● **Directions**
Exclude the pictures, then repeat the remaining data exactly.

● **Data shown**
** start **

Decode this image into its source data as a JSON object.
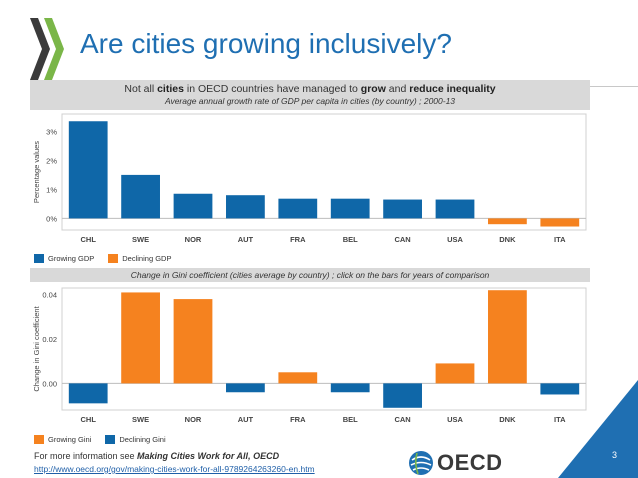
{
  "slide": {
    "title": "Are cities growing inclusively?",
    "page_number": "3",
    "colors": {
      "title": "#1f6fb2",
      "growth_blue": "#0f67a8",
      "decline_orange": "#f5821f",
      "header_gray": "#d9d9d9",
      "chevron_green": "#7ab648",
      "chevron_dark": "#3b3b3b"
    }
  },
  "header": {
    "main_prefix": "Not all ",
    "main_bold1": "cities",
    "main_mid1": " in OECD countries have managed to ",
    "main_bold2": "grow",
    "main_mid2": " and ",
    "main_bold3": "reduce inequality",
    "subtitle": "Average annual growth rate of GDP per capita in cities (by country) ; 2000-13"
  },
  "legend_top": {
    "growing": "Growing GDP",
    "declining": "Declining GDP"
  },
  "section2_header": "Change in Gini coefficient (cities average by country) ; click on the bars for years of comparison",
  "legend_bottom": {
    "growing": "Growing Gini",
    "declining": "Declining Gini"
  },
  "footer": {
    "prefix": "For more information see ",
    "report": "Making Cities Work for All",
    "suffix": ", OECD",
    "link": "http://www.oecd.org/gov/making-cities-work-for-all-9789264263260-en.htm",
    "logo_text": "OECD"
  },
  "chart_data": [
    {
      "type": "bar",
      "title": "Average annual growth rate of GDP per capita in cities (by country) ; 2000-13",
      "ylabel": "Percentage values",
      "xlabel": "",
      "categories": [
        "CHL",
        "SWE",
        "NOR",
        "AUT",
        "FRA",
        "BEL",
        "CAN",
        "USA",
        "DNK",
        "ITA"
      ],
      "values": [
        3.35,
        1.5,
        0.85,
        0.8,
        0.68,
        0.68,
        0.65,
        0.65,
        -0.2,
        -0.28
      ],
      "ylim": [
        -0.4,
        3.6
      ],
      "ticks": [
        0,
        1,
        2,
        3
      ],
      "tick_labels": [
        "0%",
        "1%",
        "2%",
        "3%"
      ],
      "grid": false
    },
    {
      "type": "bar",
      "title": "Change in Gini coefficient (cities average by country) ; click on the bars for years of comparison",
      "ylabel": "Change in Gini coefficient",
      "xlabel": "",
      "categories": [
        "CHL",
        "SWE",
        "NOR",
        "AUT",
        "FRA",
        "BEL",
        "CAN",
        "USA",
        "DNK",
        "ITA"
      ],
      "values": [
        -0.009,
        0.041,
        0.038,
        -0.004,
        0.005,
        -0.004,
        -0.011,
        0.009,
        0.042,
        -0.005
      ],
      "ylim": [
        -0.012,
        0.043
      ],
      "ticks": [
        0.0,
        0.02,
        0.04
      ],
      "tick_labels": [
        "0.00",
        "0.02",
        "0.04"
      ],
      "grid": false
    }
  ]
}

** end **

● **Exercise result**
Decode this image into its source data as a JSON object.
{
  "slide": {
    "title": "Are cities growing inclusively?",
    "page_number": "3",
    "colors": {
      "title": "#1f6fb2",
      "growth_blue": "#0f67a8",
      "decline_orange": "#f5821f",
      "header_gray": "#d9d9d9",
      "chevron_green": "#7ab648",
      "chevron_dark": "#3b3b3b"
    }
  },
  "header": {
    "main_prefix": "Not all ",
    "main_bold1": "cities",
    "main_mid1": " in OECD countries have managed to ",
    "main_bold2": "grow",
    "main_mid2": " and ",
    "main_bold3": "reduce inequality",
    "subtitle": "Average annual growth rate of GDP per capita in cities (by country) ; 2000-13"
  },
  "legend_top": {
    "growing": "Growing GDP",
    "declining": "Declining GDP"
  },
  "section2_header": "Change in Gini coefficient (cities average by country) ; click on the bars for years of comparison",
  "legend_bottom": {
    "growing": "Growing Gini",
    "declining": "Declining Gini"
  },
  "footer": {
    "prefix": "For more information see ",
    "report": "Making Cities Work for All",
    "suffix": ", OECD",
    "link": "http://www.oecd.org/gov/making-cities-work-for-all-9789264263260-en.htm",
    "logo_text": "OECD"
  },
  "chart_data": [
    {
      "type": "bar",
      "title": "Average annual growth rate of GDP per capita in cities (by country) ; 2000-13",
      "ylabel": "Percentage values",
      "xlabel": "",
      "categories": [
        "CHL",
        "SWE",
        "NOR",
        "AUT",
        "FRA",
        "BEL",
        "CAN",
        "USA",
        "DNK",
        "ITA"
      ],
      "values": [
        3.35,
        1.5,
        0.85,
        0.8,
        0.68,
        0.68,
        0.65,
        0.65,
        -0.2,
        -0.28
      ],
      "ylim": [
        -0.4,
        3.6
      ],
      "ticks": [
        0,
        1,
        2,
        3
      ],
      "tick_labels": [
        "0%",
        "1%",
        "2%",
        "3%"
      ],
      "grid": false
    },
    {
      "type": "bar",
      "title": "Change in Gini coefficient (cities average by country) ; click on the bars for years of comparison",
      "ylabel": "Change in Gini coefficient",
      "xlabel": "",
      "categories": [
        "CHL",
        "SWE",
        "NOR",
        "AUT",
        "FRA",
        "BEL",
        "CAN",
        "USA",
        "DNK",
        "ITA"
      ],
      "values": [
        -0.009,
        0.041,
        0.038,
        -0.004,
        0.005,
        -0.004,
        -0.011,
        0.009,
        0.042,
        -0.005
      ],
      "ylim": [
        -0.012,
        0.043
      ],
      "ticks": [
        0.0,
        0.02,
        0.04
      ],
      "tick_labels": [
        "0.00",
        "0.02",
        "0.04"
      ],
      "grid": false
    }
  ]
}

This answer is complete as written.